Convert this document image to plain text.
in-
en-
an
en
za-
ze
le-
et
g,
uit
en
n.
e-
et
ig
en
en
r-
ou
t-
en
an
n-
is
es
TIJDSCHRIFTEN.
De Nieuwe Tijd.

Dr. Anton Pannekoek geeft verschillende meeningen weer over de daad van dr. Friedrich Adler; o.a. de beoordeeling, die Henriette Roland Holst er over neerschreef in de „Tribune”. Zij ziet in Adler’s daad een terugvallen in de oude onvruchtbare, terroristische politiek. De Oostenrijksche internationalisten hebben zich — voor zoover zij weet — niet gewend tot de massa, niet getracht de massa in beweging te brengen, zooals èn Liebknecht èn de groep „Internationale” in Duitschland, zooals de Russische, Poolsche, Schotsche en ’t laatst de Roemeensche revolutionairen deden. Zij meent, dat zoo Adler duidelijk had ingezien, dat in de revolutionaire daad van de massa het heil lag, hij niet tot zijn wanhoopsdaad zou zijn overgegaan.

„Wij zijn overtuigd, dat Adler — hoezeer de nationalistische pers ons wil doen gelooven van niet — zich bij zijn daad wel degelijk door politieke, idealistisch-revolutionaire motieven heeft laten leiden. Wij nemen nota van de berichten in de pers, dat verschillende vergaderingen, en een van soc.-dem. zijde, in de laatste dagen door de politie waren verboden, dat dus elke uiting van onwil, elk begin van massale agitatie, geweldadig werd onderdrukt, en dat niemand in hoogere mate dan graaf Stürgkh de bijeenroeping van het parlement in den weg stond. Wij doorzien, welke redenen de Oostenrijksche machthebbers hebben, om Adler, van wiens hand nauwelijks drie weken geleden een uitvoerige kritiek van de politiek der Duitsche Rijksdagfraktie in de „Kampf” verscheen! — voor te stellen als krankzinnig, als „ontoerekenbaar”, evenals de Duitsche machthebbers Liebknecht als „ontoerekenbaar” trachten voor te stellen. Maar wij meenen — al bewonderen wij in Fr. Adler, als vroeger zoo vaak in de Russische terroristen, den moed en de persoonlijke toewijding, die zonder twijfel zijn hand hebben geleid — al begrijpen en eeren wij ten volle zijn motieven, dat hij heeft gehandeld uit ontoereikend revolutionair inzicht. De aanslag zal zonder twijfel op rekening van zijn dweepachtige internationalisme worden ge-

++++++

__What is being asked__:
Write each line above out exactly.

__Correct output__:
Convert this document image to plain text.
in-
en-
an
en
za-
ze
le-
et
g,
uit
en
n.
e-
et
ig
en
en
r-
ou
t-
en
an
n-
is
es
TIJDSCHRIFTEN.
De Nieuwe Tijd.

Dr. Anton Pannekoek geeft verschillende meeningen weer over de daad van dr. Friedrich Adler; o.a. de beoordeeling, die Henriette Roland Holst er over neerschreef in de „Tribune”. Zij ziet in Adler’s daad een terugvallen in de oude onvruchtbare, terroristische politiek. De Oostenrijksche internationalisten hebben zich — voor zoover zij weet — niet gewend tot de massa, niet getracht de massa in beweging te brengen, zooals èn Liebknecht èn de groep „Internationale” in Duitschland, zooals de Russische, Poolsche, Schotsche en ’t laatst de Roemeensche revolutionairen deden. Zij meent, dat zoo Adler duidelijk had ingezien, dat in de revolutionaire daad van de massa het heil lag, hij niet tot zijn wanhoopsdaad zou zijn overgegaan.

„Wij zijn overtuigd, dat Adler — hoezeer de nationalistische pers ons wil doen gelooven van niet — zich bij zijn daad wel degelijk door politieke, idealistisch-revolutionaire motieven heeft laten leiden. Wij nemen nota van de berichten in de pers, dat verschillende vergaderingen, en een van soc.-dem. zijde, in de laatste dagen door de politie waren verboden, dat dus elke uiting van onwil, elk begin van massale agitatie, geweldadig werd onderdrukt, en dat niemand in hoogere mate dan graaf Stürgkh de bijeenroeping van het parlement in den weg stond. Wij doorzien, welke redenen de Oostenrijksche machthebbers hebben, om Adler, van wiens hand nauwelijks drie weken geleden een uitvoerige kritiek van de politiek der Duitsche Rijksdagfraktie in de „Kampf” verscheen! — voor te stellen als krankzinnig, als „ontoerekenbaar”, evenals de Duitsche machthebbers Liebknecht als „ontoerekenbaar” trachten voor te stellen. Maar wij meenen — al bewonderen wij in Fr. Adler, als vroeger zoo vaak in de Russische terroristen, den moed en de persoonlijke toewijding, die zonder twijfel zijn hand hebben geleid — al begrijpen en eeren wij ten volle zijn motieven, dat hij heeft gehandeld uit ontoereikend revolutionair inzicht. De aanslag zal zonder twijfel op rekening van zijn dweepachtige internationalisme worden ge-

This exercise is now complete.